## Data to process
==*==

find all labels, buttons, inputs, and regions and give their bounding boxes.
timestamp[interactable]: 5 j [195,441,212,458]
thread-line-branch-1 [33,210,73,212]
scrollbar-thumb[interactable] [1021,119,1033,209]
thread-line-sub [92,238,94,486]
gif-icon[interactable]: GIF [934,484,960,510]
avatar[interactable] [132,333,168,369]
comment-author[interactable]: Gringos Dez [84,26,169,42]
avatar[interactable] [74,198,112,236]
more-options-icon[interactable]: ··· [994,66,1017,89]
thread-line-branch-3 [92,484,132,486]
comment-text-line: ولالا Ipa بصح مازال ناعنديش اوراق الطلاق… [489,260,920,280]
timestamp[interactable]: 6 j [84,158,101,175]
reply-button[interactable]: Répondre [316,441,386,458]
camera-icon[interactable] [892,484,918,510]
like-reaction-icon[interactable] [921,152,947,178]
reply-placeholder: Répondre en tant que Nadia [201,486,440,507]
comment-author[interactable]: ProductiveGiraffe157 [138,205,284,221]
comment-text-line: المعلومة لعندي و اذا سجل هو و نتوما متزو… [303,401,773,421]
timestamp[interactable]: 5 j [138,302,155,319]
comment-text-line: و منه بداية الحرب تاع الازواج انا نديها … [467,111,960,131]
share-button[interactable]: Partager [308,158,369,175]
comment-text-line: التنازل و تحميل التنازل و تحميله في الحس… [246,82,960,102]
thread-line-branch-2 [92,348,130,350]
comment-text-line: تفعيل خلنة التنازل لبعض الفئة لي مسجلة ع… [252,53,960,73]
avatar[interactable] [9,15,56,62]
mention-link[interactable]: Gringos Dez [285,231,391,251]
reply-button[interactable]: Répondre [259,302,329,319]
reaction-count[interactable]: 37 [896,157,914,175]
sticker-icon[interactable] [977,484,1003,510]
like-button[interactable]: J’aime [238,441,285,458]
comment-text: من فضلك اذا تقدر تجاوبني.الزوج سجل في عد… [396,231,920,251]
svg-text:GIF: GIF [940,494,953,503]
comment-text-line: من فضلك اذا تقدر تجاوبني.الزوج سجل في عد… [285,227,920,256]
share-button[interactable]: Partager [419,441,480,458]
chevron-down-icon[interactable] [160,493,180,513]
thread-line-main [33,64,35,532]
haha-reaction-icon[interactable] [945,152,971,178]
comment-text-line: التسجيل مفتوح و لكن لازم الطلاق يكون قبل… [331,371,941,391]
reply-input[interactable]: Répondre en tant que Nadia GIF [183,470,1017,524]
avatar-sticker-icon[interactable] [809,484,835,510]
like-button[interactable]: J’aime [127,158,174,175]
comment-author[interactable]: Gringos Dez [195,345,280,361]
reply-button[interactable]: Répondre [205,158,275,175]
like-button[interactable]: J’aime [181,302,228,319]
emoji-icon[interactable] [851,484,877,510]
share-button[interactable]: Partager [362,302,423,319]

==*==

## Task details
Copy out the data from the start through the line containing "share-button[interactable]: Partager [419,441,480,458]", reproducing every line of that stretch without any change.

## Task answer
find all labels, buttons, inputs, and regions and give their bounding boxes.
timestamp[interactable]: 5 j [195,441,212,458]
thread-line-branch-1 [33,210,73,212]
scrollbar-thumb[interactable] [1021,119,1033,209]
thread-line-sub [92,238,94,486]
gif-icon[interactable]: GIF [934,484,960,510]
avatar[interactable] [132,333,168,369]
comment-author[interactable]: Gringos Dez [84,26,169,42]
avatar[interactable] [74,198,112,236]
more-options-icon[interactable]: ··· [994,66,1017,89]
thread-line-branch-3 [92,484,132,486]
comment-text-line: ولالا Ipa بصح مازال ناعنديش اوراق الطلاق… [489,260,920,280]
timestamp[interactable]: 6 j [84,158,101,175]
reply-button[interactable]: Répondre [316,441,386,458]
camera-icon[interactable] [892,484,918,510]
like-reaction-icon[interactable] [921,152,947,178]
reply-placeholder: Répondre en tant que Nadia [201,486,440,507]
comment-author[interactable]: ProductiveGiraffe157 [138,205,284,221]
comment-text-line: المعلومة لعندي و اذا سجل هو و نتوما متزو… [303,401,773,421]
timestamp[interactable]: 5 j [138,302,155,319]
comment-text-line: و منه بداية الحرب تاع الازواج انا نديها … [467,111,960,131]
share-button[interactable]: Partager [308,158,369,175]
comment-text-line: التنازل و تحميل التنازل و تحميله في الحس… [246,82,960,102]
thread-line-branch-2 [92,348,130,350]
comment-text-line: تفعيل خلنة التنازل لبعض الفئة لي مسجلة ع… [252,53,960,73]
avatar[interactable] [9,15,56,62]
mention-link[interactable]: Gringos Dez [285,231,391,251]
reply-button[interactable]: Répondre [259,302,329,319]
reaction-count[interactable]: 37 [896,157,914,175]
sticker-icon[interactable] [977,484,1003,510]
like-button[interactable]: J’aime [238,441,285,458]
comment-text: من فضلك اذا تقدر تجاوبني.الزوج سجل في عد… [396,231,920,251]
svg-text:GIF: GIF [940,494,953,503]
comment-text-line: من فضلك اذا تقدر تجاوبني.الزوج سجل في عد… [285,227,920,256]
share-button[interactable]: Partager [419,441,480,458]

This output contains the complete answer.